→ Selected extract
+ + + + +

Notes on Recently Published Features and Reviews


Recy Taylor, the subject of the documentary The Rape of Recy Taylor.
I have added links to my interview with John Curran for Chappaquiddick, an historically significant film about the events surrounding the death of Mary Jo Kopechne. Also newly posted is my interview with Chinese filmmaker Chloe Zhao for The Rider, one of the best narrative films released this year. My interview with Nancy Buirski for The Rape of Recy Taylor, a groundbreaking documentary chronicling the culture of rape during the Jim Crow era, is in the Spring issue of Cineaste (not online but still on newsstands), along with my review of Criterion’s Blu-Ray release of Orson Welles’s Othello (1952).

Feb 2, 2018

An Alternative to the Super Bowl: Women's Films, Women's Voices

A still from Christine Choy and Marlene Dann's "To Love, Honor and Obey," screening at Metrograph in New York City.
 The film industry has definitely embraced the female demographic lately, filmmakers, distributors and public relations representatives trumpeting "women-led movies" or "directed by a woman." The fact is that many of these films are not about women at all, nor are they shot from a female character's point-of-view, and if they are, they would not do not pass the Bechdel Test.

+ + + + +

→ Directives
1. From the film notes, quote everything from "Feb 2, 2018" down to "New York City.".
2. According to the film notes, which issue of Cineaste carries the interview with Nancy Buirski?

→ Data shown
+ + + + +

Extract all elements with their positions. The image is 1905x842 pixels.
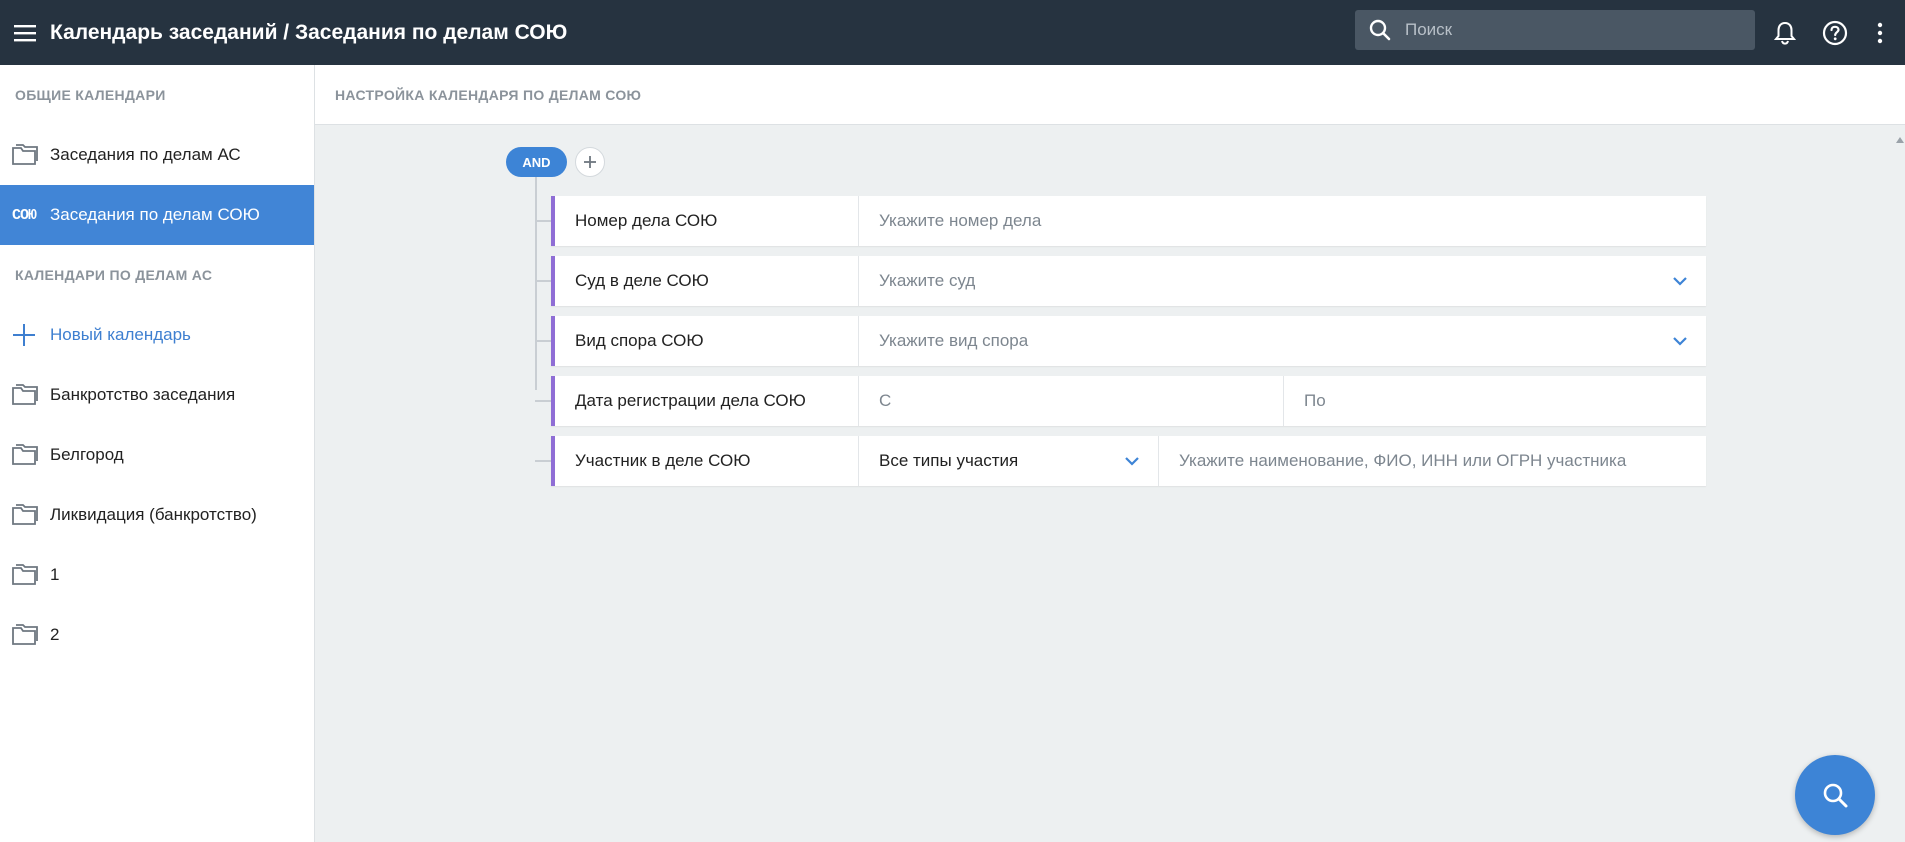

+ + + + +

→ Exercise results
1.
Feb 2, 2018

An Alternative to the Super Bowl: Women's Films, Women's Voices

A still from Christine Choy and Marlene Dann's "To Love, Honor and Obey," screening at Metrograph in New York City.

2. The Spring issue.